● **PROBLEM**
Omit the images, then output each of the records below exactly.

+---+

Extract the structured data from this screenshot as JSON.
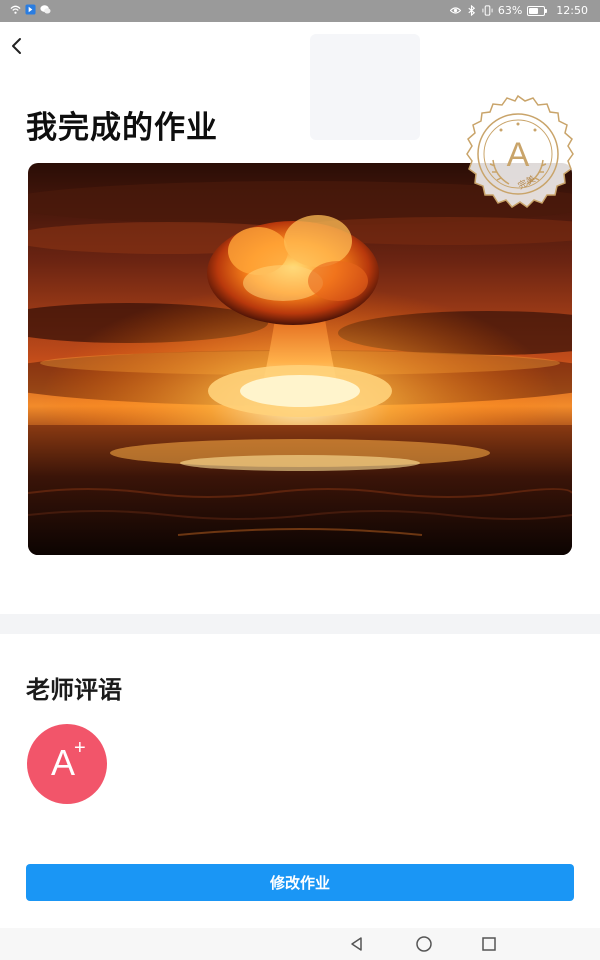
{
  "status_bar": {
    "battery_percent": "63%",
    "battery_level": 0.63,
    "time": "12:50",
    "icons": [
      "wifi-icon",
      "app-notification-icon",
      "wechat-icon",
      "eye-icon",
      "bluetooth-icon",
      "vibrate-icon",
      "battery-icon"
    ]
  },
  "header": {
    "back_icon": "chevron-left-icon",
    "title": "我完成的作业"
  },
  "homework": {
    "image": "nuclear-explosion-mushroom-cloud",
    "stamp": {
      "grade": "A",
      "text": "完美"
    }
  },
  "comment": {
    "title": "老师评语",
    "grade_letter": "A",
    "grade_mark": "+",
    "badge_color": "#f2556a"
  },
  "actions": {
    "modify_label": "修改作业",
    "accent": "#1a96f5"
  },
  "nav_bar": {
    "icons": [
      "back-triangle-icon",
      "home-circle-icon",
      "recents-square-icon"
    ]
  }
}
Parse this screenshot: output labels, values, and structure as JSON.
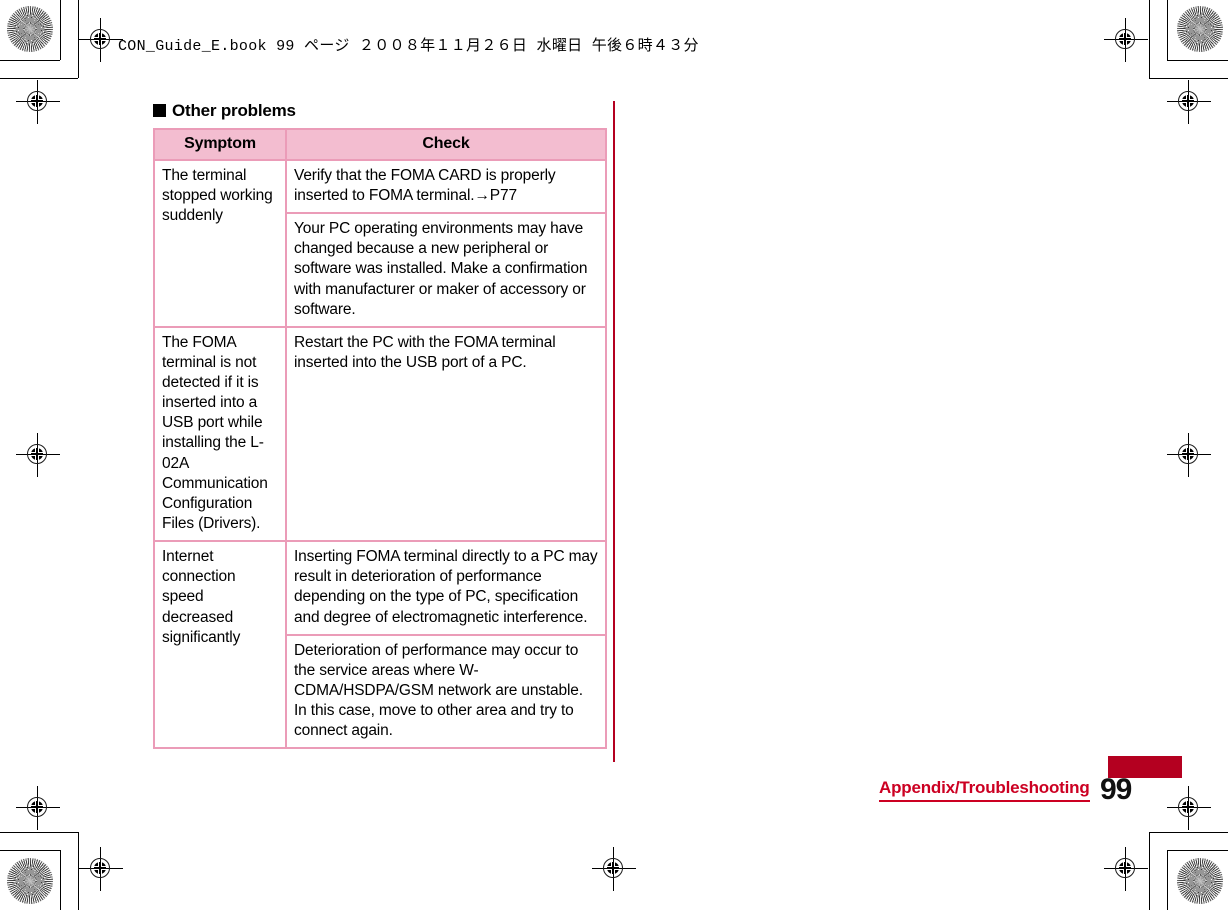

+---+

● **ANSWER TO THIS EXERCISE**
Extract the structured data from this screenshot as JSON.
{
  "status_bar": {
    "battery_percent": "63%",
    "battery_level": 0.63,
    "time": "12:50",
    "icons": [
      "wifi-icon",
      "app-notification-icon",
      "wechat-icon",
      "eye-icon",
      "bluetooth-icon",
      "vibrate-icon",
      "battery-icon"
    ]
  },
  "header": {
    "back_icon": "chevron-left-icon",
    "title": "我完成的作业"
  },
  "homework": {
    "image": "nuclear-explosion-mushroom-cloud",
    "stamp": {
      "grade": "A",
      "text": "完美"
    }
  },
  "comment": {
    "title": "老师评语",
    "grade_letter": "A",
    "grade_mark": "+",
    "badge_color": "#f2556a"
  },
  "actions": {
    "modify_label": "修改作业",
    "accent": "#1a96f5"
  },
  "nav_bar": {
    "icons": [
      "back-triangle-icon",
      "home-circle-icon",
      "recents-square-icon"
    ]
  }
}
Parse this screenshot: output labels, values, and structure as JSON.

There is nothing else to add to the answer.